_Task brief_.
All of the data below must be repeated exactly.

(Extracted records)
- - - - - - -
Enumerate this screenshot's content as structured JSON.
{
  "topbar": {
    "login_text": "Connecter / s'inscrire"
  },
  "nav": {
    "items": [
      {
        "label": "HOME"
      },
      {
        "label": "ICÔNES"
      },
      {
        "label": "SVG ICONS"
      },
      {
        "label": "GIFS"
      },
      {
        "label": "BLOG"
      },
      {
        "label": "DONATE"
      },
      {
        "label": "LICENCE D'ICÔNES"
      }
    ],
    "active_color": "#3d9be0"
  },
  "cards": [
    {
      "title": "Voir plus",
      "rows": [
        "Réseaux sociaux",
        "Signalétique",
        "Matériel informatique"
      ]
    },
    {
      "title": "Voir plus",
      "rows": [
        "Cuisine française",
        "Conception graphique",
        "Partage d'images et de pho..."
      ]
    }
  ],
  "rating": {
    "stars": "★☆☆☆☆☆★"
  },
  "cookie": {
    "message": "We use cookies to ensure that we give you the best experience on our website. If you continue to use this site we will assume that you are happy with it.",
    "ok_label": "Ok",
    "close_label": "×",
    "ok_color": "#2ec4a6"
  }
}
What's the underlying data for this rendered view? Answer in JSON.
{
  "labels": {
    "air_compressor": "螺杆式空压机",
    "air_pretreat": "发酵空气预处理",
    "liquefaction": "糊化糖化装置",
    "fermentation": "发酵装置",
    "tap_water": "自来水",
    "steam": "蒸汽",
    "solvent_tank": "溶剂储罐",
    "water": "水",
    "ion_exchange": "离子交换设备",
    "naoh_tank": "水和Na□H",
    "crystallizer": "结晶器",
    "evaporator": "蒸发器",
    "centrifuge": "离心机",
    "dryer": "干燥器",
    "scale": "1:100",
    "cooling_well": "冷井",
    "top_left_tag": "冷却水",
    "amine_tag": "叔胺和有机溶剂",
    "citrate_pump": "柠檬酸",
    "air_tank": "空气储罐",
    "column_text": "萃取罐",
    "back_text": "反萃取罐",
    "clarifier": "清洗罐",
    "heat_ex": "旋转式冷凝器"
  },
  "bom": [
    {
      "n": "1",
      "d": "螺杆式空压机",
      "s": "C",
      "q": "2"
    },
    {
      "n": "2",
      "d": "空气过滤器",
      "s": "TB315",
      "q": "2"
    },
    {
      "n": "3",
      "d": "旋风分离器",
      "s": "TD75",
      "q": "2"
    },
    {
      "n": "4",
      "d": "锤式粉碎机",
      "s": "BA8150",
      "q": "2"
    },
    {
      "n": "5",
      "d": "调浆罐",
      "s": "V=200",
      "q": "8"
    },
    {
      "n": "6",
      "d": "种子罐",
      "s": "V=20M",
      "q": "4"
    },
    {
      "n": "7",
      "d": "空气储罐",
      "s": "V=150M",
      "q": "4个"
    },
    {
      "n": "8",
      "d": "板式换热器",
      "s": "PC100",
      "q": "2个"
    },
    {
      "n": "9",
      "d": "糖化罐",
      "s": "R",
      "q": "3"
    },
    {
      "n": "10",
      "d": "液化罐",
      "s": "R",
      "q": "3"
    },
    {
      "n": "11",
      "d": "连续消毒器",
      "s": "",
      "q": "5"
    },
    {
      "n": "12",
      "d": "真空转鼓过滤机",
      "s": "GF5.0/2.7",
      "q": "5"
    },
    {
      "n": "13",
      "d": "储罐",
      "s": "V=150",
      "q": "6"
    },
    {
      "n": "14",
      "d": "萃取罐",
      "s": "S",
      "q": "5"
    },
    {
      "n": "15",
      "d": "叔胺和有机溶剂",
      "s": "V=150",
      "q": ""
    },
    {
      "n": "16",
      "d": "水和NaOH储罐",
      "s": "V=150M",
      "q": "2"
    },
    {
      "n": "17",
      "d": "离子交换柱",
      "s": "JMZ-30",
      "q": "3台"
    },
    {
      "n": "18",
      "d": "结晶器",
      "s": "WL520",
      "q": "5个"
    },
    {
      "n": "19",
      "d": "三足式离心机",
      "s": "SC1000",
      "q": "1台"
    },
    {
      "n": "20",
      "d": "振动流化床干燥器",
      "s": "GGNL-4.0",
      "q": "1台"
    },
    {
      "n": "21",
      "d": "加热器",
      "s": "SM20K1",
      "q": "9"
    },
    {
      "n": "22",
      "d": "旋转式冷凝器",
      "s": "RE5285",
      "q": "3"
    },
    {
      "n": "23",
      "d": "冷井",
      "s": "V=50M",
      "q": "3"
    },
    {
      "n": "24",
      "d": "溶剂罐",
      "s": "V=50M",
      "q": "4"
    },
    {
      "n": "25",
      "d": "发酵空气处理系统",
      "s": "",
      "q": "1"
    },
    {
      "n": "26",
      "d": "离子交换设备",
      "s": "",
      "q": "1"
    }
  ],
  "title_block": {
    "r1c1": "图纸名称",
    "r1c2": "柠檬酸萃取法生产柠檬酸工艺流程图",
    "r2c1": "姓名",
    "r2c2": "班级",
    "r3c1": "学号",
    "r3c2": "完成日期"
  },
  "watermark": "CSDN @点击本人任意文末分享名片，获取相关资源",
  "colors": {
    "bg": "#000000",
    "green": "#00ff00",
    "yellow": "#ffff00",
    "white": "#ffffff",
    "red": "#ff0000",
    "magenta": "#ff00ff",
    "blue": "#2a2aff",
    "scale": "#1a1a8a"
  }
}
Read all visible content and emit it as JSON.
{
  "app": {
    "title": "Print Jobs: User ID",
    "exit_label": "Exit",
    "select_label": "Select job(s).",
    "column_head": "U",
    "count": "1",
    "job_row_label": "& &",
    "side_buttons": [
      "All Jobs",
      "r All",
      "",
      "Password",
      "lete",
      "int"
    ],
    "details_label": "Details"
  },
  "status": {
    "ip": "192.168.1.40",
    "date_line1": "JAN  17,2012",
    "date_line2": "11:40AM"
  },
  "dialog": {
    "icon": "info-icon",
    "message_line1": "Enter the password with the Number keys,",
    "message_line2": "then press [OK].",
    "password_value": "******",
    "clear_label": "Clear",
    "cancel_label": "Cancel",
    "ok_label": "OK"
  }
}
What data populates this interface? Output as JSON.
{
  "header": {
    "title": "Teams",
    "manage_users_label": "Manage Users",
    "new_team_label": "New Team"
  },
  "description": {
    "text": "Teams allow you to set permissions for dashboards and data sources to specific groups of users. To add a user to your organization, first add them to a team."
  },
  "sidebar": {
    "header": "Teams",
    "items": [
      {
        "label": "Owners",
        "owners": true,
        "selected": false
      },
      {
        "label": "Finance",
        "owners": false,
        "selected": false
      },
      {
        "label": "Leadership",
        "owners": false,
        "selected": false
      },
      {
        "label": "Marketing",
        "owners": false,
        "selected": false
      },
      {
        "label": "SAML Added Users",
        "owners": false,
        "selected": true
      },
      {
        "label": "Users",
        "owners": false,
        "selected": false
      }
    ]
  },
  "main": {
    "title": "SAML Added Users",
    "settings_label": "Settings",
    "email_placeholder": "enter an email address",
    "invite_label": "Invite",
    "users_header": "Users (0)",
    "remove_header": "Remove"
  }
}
- - - - - - -
_Answer_.
Enumerate this screenshot's content as structured JSON.
{
  "topbar": {
    "login_text": "Connecter / s'inscrire"
  },
  "nav": {
    "items": [
      {
        "label": "HOME"
      },
      {
        "label": "ICÔNES"
      },
      {
        "label": "SVG ICONS"
      },
      {
        "label": "GIFS"
      },
      {
        "label": "BLOG"
      },
      {
        "label": "DONATE"
      },
      {
        "label": "LICENCE D'ICÔNES"
      }
    ],
    "active_color": "#3d9be0"
  },
  "cards": [
    {
      "title": "Voir plus",
      "rows": [
        "Réseaux sociaux",
        "Signalétique",
        "Matériel informatique"
      ]
    },
    {
      "title": "Voir plus",
      "rows": [
        "Cuisine française",
        "Conception graphique",
        "Partage d'images et de pho..."
      ]
    }
  ],
  "rating": {
    "stars": "★☆☆☆☆☆★"
  },
  "cookie": {
    "message": "We use cookies to ensure that we give you the best experience on our website. If you continue to use this site we will assume that you are happy with it.",
    "ok_label": "Ok",
    "close_label": "×",
    "ok_color": "#2ec4a6"
  }
}
What's the underlying data for this rendered view? Answer in JSON.
{
  "labels": {
    "air_compressor": "螺杆式空压机",
    "air_pretreat": "发酵空气预处理",
    "liquefaction": "糊化糖化装置",
    "fermentation": "发酵装置",
    "tap_water": "自来水",
    "steam": "蒸汽",
    "solvent_tank": "溶剂储罐",
    "water": "水",
    "ion_exchange": "离子交换设备",
    "naoh_tank": "水和Na□H",
    "crystallizer": "结晶器",
    "evaporator": "蒸发器",
    "centrifuge": "离心机",
    "dryer": "干燥器",
    "scale": "1:100",
    "cooling_well": "冷井",
    "top_left_tag": "冷却水",
    "amine_tag": "叔胺和有机溶剂",
    "citrate_pump": "柠檬酸",
    "air_tank": "空气储罐",
    "column_text": "萃取罐",
    "back_text": "反萃取罐",
    "clarifier": "清洗罐",
    "heat_ex": "旋转式冷凝器"
  },
  "bom": [
    {
      "n": "1",
      "d": "螺杆式空压机",
      "s": "C",
      "q": "2"
    },
    {
      "n": "2",
      "d": "空气过滤器",
      "s": "TB315",
      "q": "2"
    },
    {
      "n": "3",
      "d": "旋风分离器",
      "s": "TD75",
      "q": "2"
    },
    {
      "n": "4",
      "d": "锤式粉碎机",
      "s": "BA8150",
      "q": "2"
    },
    {
      "n": "5",
      "d": "调浆罐",
      "s": "V=200",
      "q": "8"
    },
    {
      "n": "6",
      "d": "种子罐",
      "s": "V=20M",
      "q": "4"
    },
    {
      "n": "7",
      "d": "空气储罐",
      "s": "V=150M",
      "q": "4个"
    },
    {
      "n": "8",
      "d": "板式换热器",
      "s": "PC100",
      "q": "2个"
    },
    {
      "n": "9",
      "d": "糖化罐",
      "s": "R",
      "q": "3"
    },
    {
      "n": "10",
      "d": "液化罐",
      "s": "R",
      "q": "3"
    },
    {
      "n": "11",
      "d": "连续消毒器",
      "s": "",
      "q": "5"
    },
    {
      "n": "12",
      "d": "真空转鼓过滤机",
      "s": "GF5.0/2.7",
      "q": "5"
    },
    {
      "n": "13",
      "d": "储罐",
      "s": "V=150",
      "q": "6"
    },
    {
      "n": "14",
      "d": "萃取罐",
      "s": "S",
      "q": "5"
    },
    {
      "n": "15",
      "d": "叔胺和有机溶剂",
      "s": "V=150",
      "q": ""
    },
    {
      "n": "16",
      "d": "水和NaOH储罐",
      "s": "V=150M",
      "q": "2"
    },
    {
      "n": "17",
      "d": "离子交换柱",
      "s": "JMZ-30",
      "q": "3台"
    },
    {
      "n": "18",
      "d": "结晶器",
      "s": "WL520",
      "q": "5个"
    },
    {
      "n": "19",
      "d": "三足式离心机",
      "s": "SC1000",
      "q": "1台"
    },
    {
      "n": "20",
      "d": "振动流化床干燥器",
      "s": "GGNL-4.0",
      "q": "1台"
    },
    {
      "n": "21",
      "d": "加热器",
      "s": "SM20K1",
      "q": "9"
    },
    {
      "n": "22",
      "d": "旋转式冷凝器",
      "s": "RE5285",
      "q": "3"
    },
    {
      "n": "23",
      "d": "冷井",
      "s": "V=50M",
      "q": "3"
    },
    {
      "n": "24",
      "d": "溶剂罐",
      "s": "V=50M",
      "q": "4"
    },
    {
      "n": "25",
      "d": "发酵空气处理系统",
      "s": "",
      "q": "1"
    },
    {
      "n": "26",
      "d": "离子交换设备",
      "s": "",
      "q": "1"
    }
  ],
  "title_block": {
    "r1c1": "图纸名称",
    "r1c2": "柠檬酸萃取法生产柠檬酸工艺流程图",
    "r2c1": "姓名",
    "r2c2": "班级",
    "r3c1": "学号",
    "r3c2": "完成日期"
  },
  "watermark": "CSDN @点击本人任意文末分享名片，获取相关资源",
  "colors": {
    "bg": "#000000",
    "green": "#00ff00",
    "yellow": "#ffff00",
    "white": "#ffffff",
    "red": "#ff0000",
    "magenta": "#ff00ff",
    "blue": "#2a2aff",
    "scale": "#1a1a8a"
  }
}
Read all visible content and emit it as JSON.
{
  "app": {
    "title": "Print Jobs: User ID",
    "exit_label": "Exit",
    "select_label": "Select job(s).",
    "column_head": "U",
    "count": "1",
    "job_row_label": "& &",
    "side_buttons": [
      "All Jobs",
      "r All",
      "",
      "Password",
      "lete",
      "int"
    ],
    "details_label": "Details"
  },
  "status": {
    "ip": "192.168.1.40",
    "date_line1": "JAN  17,2012",
    "date_line2": "11:40AM"
  },
  "dialog": {
    "icon": "info-icon",
    "message_line1": "Enter the password with the Number keys,",
    "message_line2": "then press [OK].",
    "password_value": "******",
    "clear_label": "Clear",
    "cancel_label": "Cancel",
    "ok_label": "OK"
  }
}
What data populates this interface? Output as JSON.
{
  "header": {
    "title": "Teams",
    "manage_users_label": "Manage Users",
    "new_team_label": "New Team"
  },
  "description": {
    "text": "Teams allow you to set permissions for dashboards and data sources to specific groups of users. To add a user to your organization, first add them to a team."
  },
  "sidebar": {
    "header": "Teams",
    "items": [
      {
        "label": "Owners",
        "owners": true,
        "selected": false
      },
      {
        "label": "Finance",
        "owners": false,
        "selected": false
      },
      {
        "label": "Leadership",
        "owners": false,
        "selected": false
      },
      {
        "label": "Marketing",
        "owners": false,
        "selected": false
      },
      {
        "label": "SAML Added Users",
        "owners": false,
        "selected": true
      },
      {
        "label": "Users",
        "owners": false,
        "selected": false
      }
    ]
  },
  "main": {
    "title": "SAML Added Users",
    "settings_label": "Settings",
    "email_placeholder": "enter an email address",
    "invite_label": "Invite",
    "users_header": "Users (0)",
    "remove_header": "Remove"
  }
}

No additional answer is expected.